--- BEGIN ---

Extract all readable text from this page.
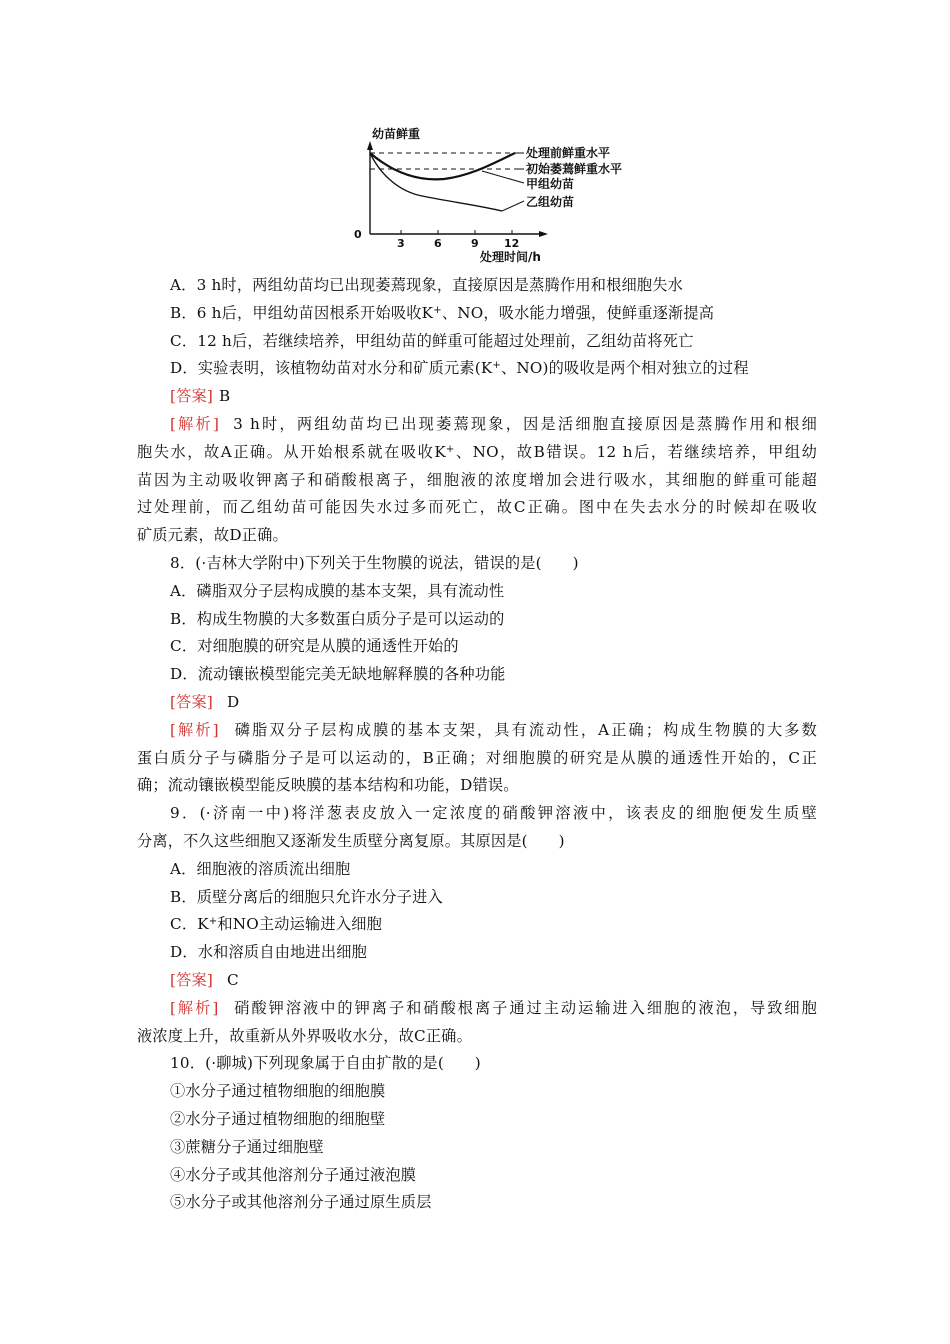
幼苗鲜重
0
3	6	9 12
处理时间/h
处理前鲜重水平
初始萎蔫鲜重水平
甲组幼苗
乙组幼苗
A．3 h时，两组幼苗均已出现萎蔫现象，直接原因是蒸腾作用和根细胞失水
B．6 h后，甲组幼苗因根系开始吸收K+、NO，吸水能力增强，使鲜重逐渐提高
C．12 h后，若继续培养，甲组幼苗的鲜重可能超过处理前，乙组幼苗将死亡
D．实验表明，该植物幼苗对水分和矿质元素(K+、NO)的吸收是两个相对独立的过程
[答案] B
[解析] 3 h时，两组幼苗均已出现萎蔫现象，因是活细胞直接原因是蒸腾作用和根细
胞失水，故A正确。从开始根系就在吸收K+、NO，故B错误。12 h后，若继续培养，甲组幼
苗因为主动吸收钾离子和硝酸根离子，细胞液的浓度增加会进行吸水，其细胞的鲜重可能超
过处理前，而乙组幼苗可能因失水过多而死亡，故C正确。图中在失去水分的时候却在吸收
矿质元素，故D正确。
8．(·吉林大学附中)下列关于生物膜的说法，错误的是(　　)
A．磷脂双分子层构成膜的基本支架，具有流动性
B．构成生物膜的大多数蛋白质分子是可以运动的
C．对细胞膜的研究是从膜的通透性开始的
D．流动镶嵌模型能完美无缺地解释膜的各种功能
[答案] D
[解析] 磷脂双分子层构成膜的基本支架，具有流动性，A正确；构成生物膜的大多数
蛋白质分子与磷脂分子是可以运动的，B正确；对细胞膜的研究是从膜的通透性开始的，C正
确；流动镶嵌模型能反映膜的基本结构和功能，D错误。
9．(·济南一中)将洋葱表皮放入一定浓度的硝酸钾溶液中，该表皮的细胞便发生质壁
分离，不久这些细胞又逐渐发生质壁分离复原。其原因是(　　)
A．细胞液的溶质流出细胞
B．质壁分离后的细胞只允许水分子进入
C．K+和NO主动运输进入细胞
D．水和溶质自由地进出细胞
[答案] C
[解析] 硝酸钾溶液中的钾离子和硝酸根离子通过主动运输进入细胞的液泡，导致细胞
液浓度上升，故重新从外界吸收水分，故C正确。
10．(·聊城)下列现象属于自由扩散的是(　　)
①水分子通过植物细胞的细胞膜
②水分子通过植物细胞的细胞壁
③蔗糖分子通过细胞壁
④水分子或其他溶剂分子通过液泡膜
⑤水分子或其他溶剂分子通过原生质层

--- END ---
--- BEGIN ---

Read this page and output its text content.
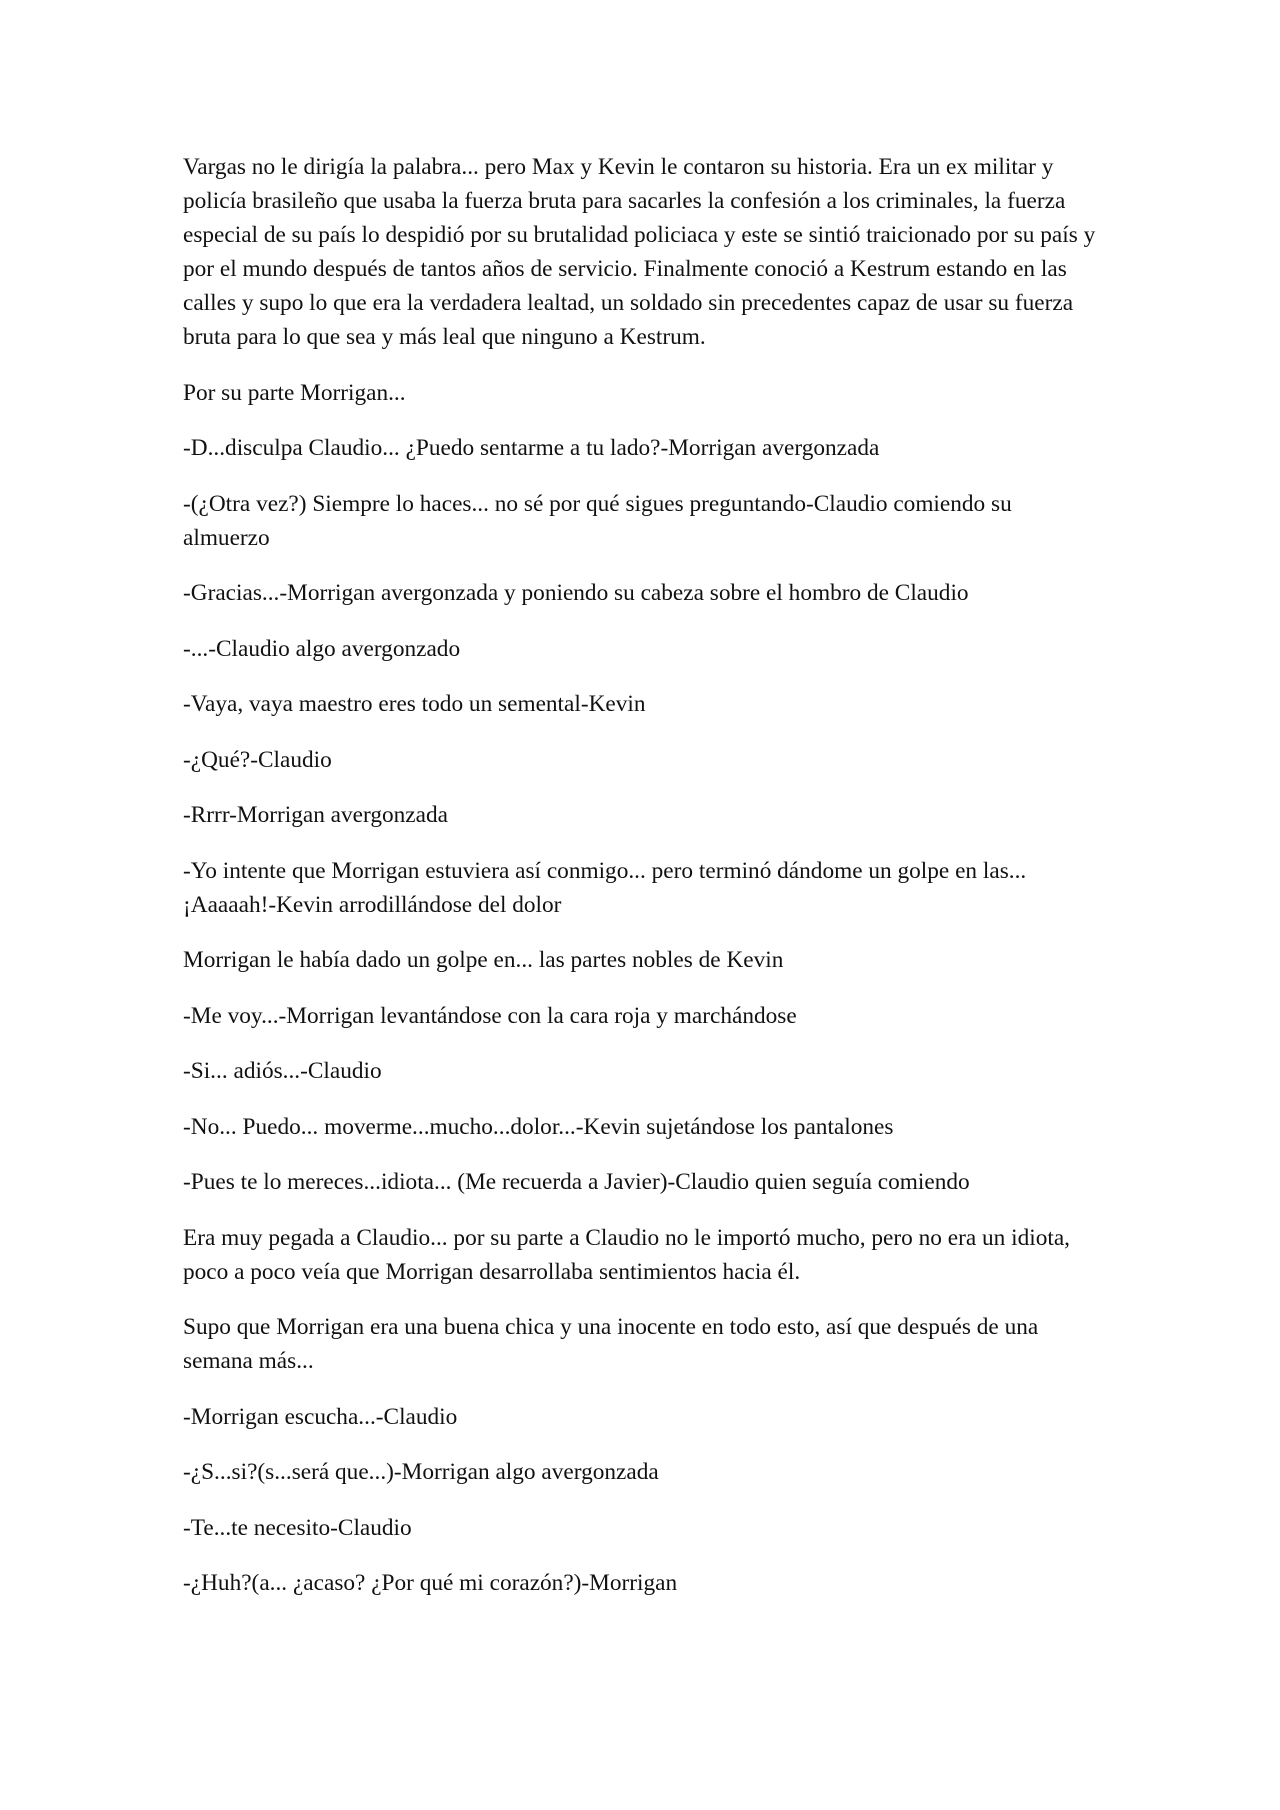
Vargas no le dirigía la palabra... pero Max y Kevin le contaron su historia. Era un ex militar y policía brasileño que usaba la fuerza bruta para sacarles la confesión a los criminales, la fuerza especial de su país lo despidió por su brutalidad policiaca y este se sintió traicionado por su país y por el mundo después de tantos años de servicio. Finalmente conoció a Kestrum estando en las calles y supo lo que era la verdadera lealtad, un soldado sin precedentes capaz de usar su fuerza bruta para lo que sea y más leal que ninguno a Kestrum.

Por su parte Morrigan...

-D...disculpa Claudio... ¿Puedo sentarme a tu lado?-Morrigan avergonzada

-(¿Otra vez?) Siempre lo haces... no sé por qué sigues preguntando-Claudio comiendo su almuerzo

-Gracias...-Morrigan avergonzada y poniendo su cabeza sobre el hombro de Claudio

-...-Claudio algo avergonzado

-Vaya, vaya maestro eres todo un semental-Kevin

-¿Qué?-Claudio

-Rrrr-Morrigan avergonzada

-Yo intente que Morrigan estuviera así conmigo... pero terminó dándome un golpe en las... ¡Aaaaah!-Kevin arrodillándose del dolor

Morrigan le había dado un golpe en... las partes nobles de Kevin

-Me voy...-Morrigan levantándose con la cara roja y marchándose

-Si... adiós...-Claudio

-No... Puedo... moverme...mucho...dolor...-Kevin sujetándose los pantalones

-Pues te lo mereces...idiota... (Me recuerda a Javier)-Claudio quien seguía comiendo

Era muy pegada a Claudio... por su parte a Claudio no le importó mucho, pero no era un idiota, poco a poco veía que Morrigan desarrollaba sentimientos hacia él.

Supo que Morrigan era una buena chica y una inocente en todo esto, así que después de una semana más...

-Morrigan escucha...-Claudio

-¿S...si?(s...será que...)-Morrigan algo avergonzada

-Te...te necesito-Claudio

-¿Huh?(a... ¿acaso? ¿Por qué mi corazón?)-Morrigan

--- END ---

Task to complete: Using the listing above, gather each line that holds the string "text" and copy it.

Solution to the exercise:
Extract all readable text from this page.
Read this page and output its text content.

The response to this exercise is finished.